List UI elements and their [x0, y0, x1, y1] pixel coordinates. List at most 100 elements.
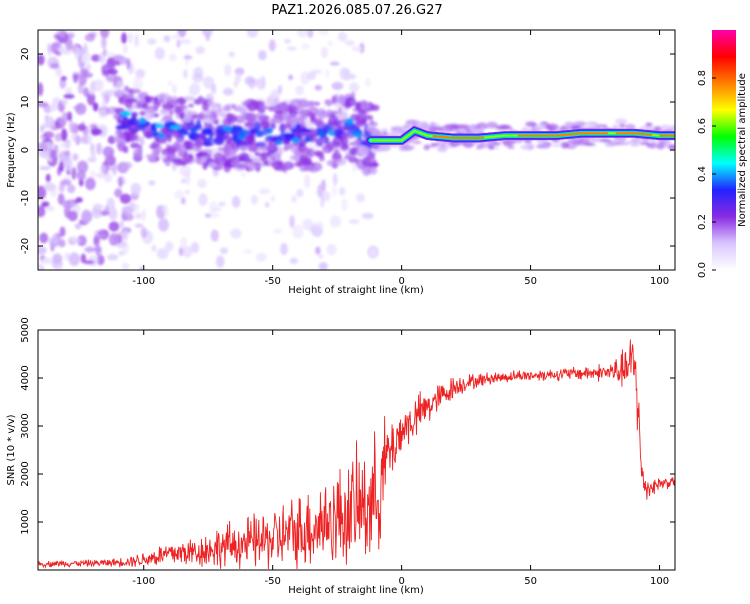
spectrogram-cell	[614, 118, 628, 125]
spectrogram-cell	[369, 166, 378, 175]
spectrogram-cell	[176, 137, 184, 144]
spectrogram-cell	[173, 106, 184, 116]
spectrogram-cell	[180, 237, 188, 250]
spectrogram-cell	[289, 215, 295, 228]
spectrogram-cell	[369, 118, 374, 125]
spectrogram-cell	[39, 232, 49, 244]
spectrogram-cell	[122, 229, 129, 241]
spectrogram-cell	[86, 63, 92, 71]
x-tick-label: -100	[132, 276, 155, 287]
spectrogram-cell	[390, 126, 404, 132]
spectrogram-cell	[274, 109, 283, 115]
spectrogram-cell	[127, 119, 135, 126]
spectrogram-cell	[62, 155, 72, 168]
spectrogram-cell	[114, 188, 123, 198]
spectrogram-cell	[64, 252, 70, 261]
y-tick-label: 4000	[20, 365, 31, 390]
spectrogram-cell	[77, 123, 86, 132]
spectrogram-cell	[320, 46, 329, 59]
spectrogram-cell	[92, 102, 99, 112]
spectrogram-cell	[332, 153, 342, 161]
spectrogram-cell	[307, 148, 315, 158]
spectrogram-cell	[299, 128, 312, 133]
spectrogram-cell	[126, 132, 138, 142]
spectrogram-cell	[268, 106, 274, 112]
spectrogram-cell	[68, 252, 80, 266]
spectrogram-cell	[77, 81, 84, 95]
spectrogram-cell	[341, 198, 348, 212]
x-tick-label: 100	[650, 576, 669, 587]
spectrogram-cell	[67, 184, 76, 194]
spectrogram-cell	[121, 262, 130, 270]
spectrogram-cell	[141, 208, 147, 222]
spectrogram-cell	[72, 153, 79, 161]
spectrogram-cell	[291, 137, 300, 144]
spectrogram-cell	[61, 128, 68, 142]
spectrogram-cell	[119, 193, 132, 204]
spectrogram-cell	[171, 34, 182, 40]
spectrogram-cell	[168, 108, 174, 116]
spectrogram-cell	[312, 221, 324, 229]
spectrogram-cell	[288, 74, 294, 81]
spectrogram-cell	[146, 132, 152, 139]
spectrogram-cell	[86, 91, 96, 106]
spectrogram-cell	[507, 145, 515, 149]
colorbar-label: Normalized spectral amplitude	[737, 73, 748, 227]
spectrogram-cell	[612, 124, 619, 130]
spectrogram-cell	[179, 38, 192, 45]
spectrogram-cell	[475, 145, 483, 150]
spectrogram-cell	[253, 103, 259, 110]
spectrogram-cell	[52, 253, 63, 264]
spectrogram-cell	[96, 172, 107, 179]
spectrogram-cell	[364, 157, 377, 165]
spectrogram-cell	[332, 173, 338, 186]
spectrogram-cell	[319, 155, 325, 162]
spectrogram-cell	[297, 143, 307, 153]
spectrogram-cell	[304, 174, 311, 189]
spectrogram-cell	[268, 155, 274, 160]
spectrogram-cell	[151, 148, 159, 158]
spectrogram-cell	[314, 151, 324, 158]
spectrogram-cell	[226, 143, 232, 151]
spectrogram-cell	[190, 241, 200, 254]
spectrogram-cell	[199, 98, 208, 104]
spectrogram-cell	[168, 154, 176, 160]
spectrogram-cell	[155, 123, 164, 129]
spectrogram-cell	[151, 141, 161, 148]
spectrogram-cell	[38, 54, 45, 66]
colorbar-tick-label: 0.0	[697, 262, 708, 278]
spectrogram-cell	[318, 262, 328, 270]
spectrogram-cell	[134, 34, 139, 47]
spectrogram-cell	[362, 166, 372, 177]
spectrogram-cell	[121, 205, 133, 216]
spectrogram-cell	[90, 147, 96, 162]
spectrogram-cell	[50, 150, 58, 161]
spectrogram-cell	[280, 128, 285, 138]
spectrogram-cell	[177, 160, 182, 165]
spectrogram-cell	[171, 143, 182, 149]
spectrogram-cell	[81, 51, 91, 64]
colorbar-ticks: 0.0 0.2 0.4 0.6 0.8	[697, 70, 716, 278]
spectrogram-cell	[203, 137, 213, 147]
spectrogram-cell	[590, 122, 598, 126]
spectrogram-cell	[102, 146, 115, 158]
spectrogram-cell	[198, 193, 208, 206]
spectrogram-cell	[170, 131, 180, 138]
y-tick-label: 5000	[20, 317, 31, 342]
spectrogram-cell	[167, 81, 173, 86]
spectrogram-cell	[429, 123, 441, 127]
spectrogram-cell	[170, 125, 182, 130]
spectrogram-cell	[223, 161, 230, 168]
spectrogram-cell	[192, 132, 197, 141]
spectrogram-cell	[326, 159, 335, 167]
spectrogram-cell	[169, 53, 177, 62]
spectrogram-cell	[273, 113, 283, 119]
spectrogram-cell	[118, 131, 124, 139]
spectrogram-cell	[75, 48, 88, 55]
spectrogram-cell	[56, 30, 66, 38]
spectrogram-cell	[242, 248, 253, 255]
spectrogram-cell	[315, 246, 321, 255]
spectrogram-cell	[168, 100, 175, 105]
spectrogram-cell	[183, 113, 192, 123]
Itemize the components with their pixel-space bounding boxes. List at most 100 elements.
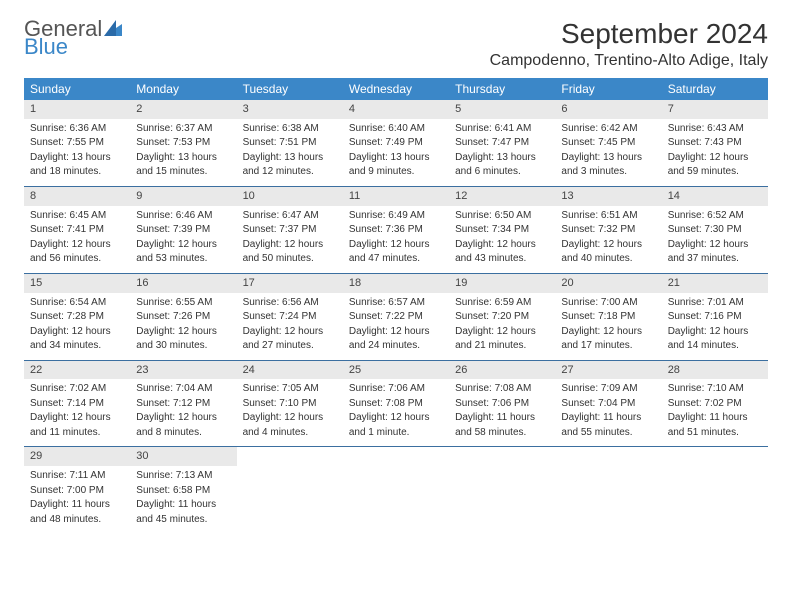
cell-line: Sunset: 7:47 PM — [455, 136, 549, 150]
calendar-cell: 12Sunrise: 6:50 AMSunset: 7:34 PMDayligh… — [449, 187, 555, 273]
cell-line: Daylight: 13 hours — [455, 151, 549, 165]
dayname: Sunday — [24, 78, 130, 100]
cell-line: Sunrise: 7:06 AM — [349, 382, 443, 396]
cell-line: Sunset: 7:51 PM — [243, 136, 337, 150]
cell-line: Daylight: 12 hours — [455, 325, 549, 339]
calendar-cell: 26Sunrise: 7:08 AMSunset: 7:06 PMDayligh… — [449, 361, 555, 447]
cell-line: and 48 minutes. — [30, 513, 124, 527]
title-block: September 2024 Campodenno, Trentino-Alto… — [490, 18, 768, 70]
cell-line: Sunset: 7:34 PM — [455, 223, 549, 237]
cell-line: Daylight: 12 hours — [561, 325, 655, 339]
cell-line: Sunset: 7:00 PM — [30, 484, 124, 498]
calendar-cell: 17Sunrise: 6:56 AMSunset: 7:24 PMDayligh… — [237, 274, 343, 360]
cell-content: Sunrise: 7:00 AMSunset: 7:18 PMDaylight:… — [555, 296, 661, 353]
calendar-cell: 9Sunrise: 6:46 AMSunset: 7:39 PMDaylight… — [130, 187, 236, 273]
cell-line: Daylight: 12 hours — [455, 238, 549, 252]
cell-line: Sunset: 7:53 PM — [136, 136, 230, 150]
day-number: 25 — [343, 361, 449, 380]
cell-content: Sunrise: 6:36 AMSunset: 7:55 PMDaylight:… — [24, 122, 130, 179]
cell-line: and 50 minutes. — [243, 252, 337, 266]
cell-content: Sunrise: 6:38 AMSunset: 7:51 PMDaylight:… — [237, 122, 343, 179]
cell-line: Daylight: 12 hours — [136, 325, 230, 339]
cell-line: Daylight: 11 hours — [30, 498, 124, 512]
cell-line: Daylight: 11 hours — [668, 411, 762, 425]
calendar-cell: 23Sunrise: 7:04 AMSunset: 7:12 PMDayligh… — [130, 361, 236, 447]
cell-line: Sunset: 7:45 PM — [561, 136, 655, 150]
day-number: 6 — [555, 100, 661, 119]
calendar-cell — [662, 447, 768, 533]
calendar-cell: 14 Sunrise: 6:52 AMSunset: 7:30 PMDayligh… — [662, 187, 768, 273]
day-number: 8 — [24, 187, 130, 206]
cell-line: and 55 minutes. — [561, 426, 655, 440]
cell-line: and 40 minutes. — [561, 252, 655, 266]
cell-line: Sunrise: 7:05 AM — [243, 382, 337, 396]
calendar-cell: 5Sunrise: 6:41 AMSunset: 7:47 PMDaylight… — [449, 100, 555, 186]
cell-line: and 30 minutes. — [136, 339, 230, 353]
cell-line: Sunset: 7:36 PM — [349, 223, 443, 237]
cell-line: Sunset: 7:32 PM — [561, 223, 655, 237]
cell-line: Sunrise: 6:43 AM — [668, 122, 762, 136]
cell-line: Daylight: 12 hours — [668, 151, 762, 165]
cell-line: Daylight: 12 hours — [243, 238, 337, 252]
day-number: 18 — [343, 274, 449, 293]
cell-line: Sunrise: 7:11 AM — [30, 469, 124, 483]
calendar-cell: 27Sunrise: 7:09 AMSunset: 7:04 PMDayligh… — [555, 361, 661, 447]
cell-line: Sunset: 7:43 PM — [668, 136, 762, 150]
cell-line: and 18 minutes. — [30, 165, 124, 179]
cell-line: Sunset: 7:37 PM — [243, 223, 337, 237]
cell-line: Sunset: 7:12 PM — [136, 397, 230, 411]
cell-line: Sunrise: 7:04 AM — [136, 382, 230, 396]
cell-line: Sunset: 7:10 PM — [243, 397, 337, 411]
cell-line: Daylight: 13 hours — [349, 151, 443, 165]
cell-content: Sunrise: 6:42 AMSunset: 7:45 PMDaylight:… — [555, 122, 661, 179]
cell-line: and 45 minutes. — [136, 513, 230, 527]
cell-line: and 6 minutes. — [455, 165, 549, 179]
cell-line: Sunset: 7:41 PM — [30, 223, 124, 237]
cell-line: Sunrise: 6:52 AM — [668, 209, 762, 223]
cell-line: Sunrise: 7:01 AM — [668, 296, 762, 310]
calendar-cell: 13 Sunrise: 6:51 AMSunset: 7:32 PMDayligh… — [555, 187, 661, 273]
cell-line: Sunrise: 7:00 AM — [561, 296, 655, 310]
day-number: 14 — [662, 187, 768, 206]
cell-line: Sunrise: 6:59 AM — [455, 296, 549, 310]
cell-line: Daylight: 12 hours — [136, 411, 230, 425]
day-number: 17 — [237, 274, 343, 293]
cell-line: Sunset: 7:18 PM — [561, 310, 655, 324]
cell-line: Daylight: 12 hours — [668, 325, 762, 339]
calendar-cell: 11Sunrise: 6:49 AMSunset: 7:36 PMDayligh… — [343, 187, 449, 273]
day-number: 15 — [24, 274, 130, 293]
day-number: 7 — [662, 100, 768, 119]
cell-line: and 8 minutes. — [136, 426, 230, 440]
cell-content: Sunrise: 6:52 AMSunset: 7:30 PMDaylight:… — [662, 209, 768, 266]
cell-line: Sunrise: 6:50 AM — [455, 209, 549, 223]
cell-content: Sunrise: 7:09 AMSunset: 7:04 PMDaylight:… — [555, 382, 661, 439]
cell-line: Sunrise: 6:51 AM — [561, 209, 655, 223]
cell-content: Sunrise: 7:13 AMSunset: 6:58 PMDaylight:… — [130, 469, 236, 526]
day-number: 22 — [24, 361, 130, 380]
cell-content: Sunrise: 6:51 AMSunset: 7:32 PMDaylight:… — [555, 209, 661, 266]
cell-line: and 17 minutes. — [561, 339, 655, 353]
cell-line: and 1 minute. — [349, 426, 443, 440]
day-number: 4 — [343, 100, 449, 119]
calendar-cell: 30Sunrise: 7:13 AMSunset: 6:58 PMDayligh… — [130, 447, 236, 533]
cell-line: and 21 minutes. — [455, 339, 549, 353]
cell-line: Sunrise: 6:37 AM — [136, 122, 230, 136]
cell-content: Sunrise: 7:10 AMSunset: 7:02 PMDaylight:… — [662, 382, 768, 439]
cell-line: Daylight: 12 hours — [561, 238, 655, 252]
calendar-cell: 24Sunrise: 7:05 AMSunset: 7:10 PMDayligh… — [237, 361, 343, 447]
cell-line: and 3 minutes. — [561, 165, 655, 179]
cell-line: Daylight: 12 hours — [30, 238, 124, 252]
cell-line: Daylight: 12 hours — [349, 325, 443, 339]
cell-line: Sunset: 7:02 PM — [668, 397, 762, 411]
cell-content: Sunrise: 7:08 AMSunset: 7:06 PMDaylight:… — [449, 382, 555, 439]
day-number: 13 — [555, 187, 661, 206]
week-row: 1Sunrise: 6:36 AMSunset: 7:55 PMDaylight… — [24, 100, 768, 187]
cell-line: Sunrise: 6:40 AM — [349, 122, 443, 136]
day-number: 19 — [449, 274, 555, 293]
calendar-cell: 10Sunrise: 6:47 AMSunset: 7:37 PMDayligh… — [237, 187, 343, 273]
cell-line: Daylight: 13 hours — [243, 151, 337, 165]
cell-line: and 56 minutes. — [30, 252, 124, 266]
day-number: 21 — [662, 274, 768, 293]
calendar-cell — [343, 447, 449, 533]
day-number: 5 — [449, 100, 555, 119]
● ● ● ● ● ● ●
WHAT YOU HAVE TO DO
Take everything from the row containing "cell-line: Sunset: 7:47" down to the row containing "cell-line: Sunset: 7:00" and write it out again with "hours" changed to "hrs". Leave everything else the same.

TASK OUTPUT
cell-line: Sunset: 7:47 PM — [455, 136, 549, 150]
calendar-cell: 12Sunrise: 6:50 AMSunset: 7:34 PMDayligh… — [449, 187, 555, 273]
cell-line: Daylight: 13 hrs — [455, 151, 549, 165]
dayname: Sunday — [24, 78, 130, 100]
cell-line: Sunrise: 7:06 AM — [349, 382, 443, 396]
cell-line: Sunset: 7:51 PM — [243, 136, 337, 150]
cell-line: Daylight: 12 hrs — [455, 325, 549, 339]
calendar-cell: 26Sunrise: 7:08 AMSunset: 7:06 PMDayligh… — [449, 361, 555, 447]
cell-line: and 48 minutes. — [30, 513, 124, 527]
title-block: September 2024 Campodenno, Trentino-Alto… — [490, 18, 768, 70]
cell-line: Sunset: 7:34 PM — [455, 223, 549, 237]
cell-line: Daylight: 12 hrs — [561, 325, 655, 339]
cell-line: Sunset: 7:00 PM — [30, 484, 124, 498]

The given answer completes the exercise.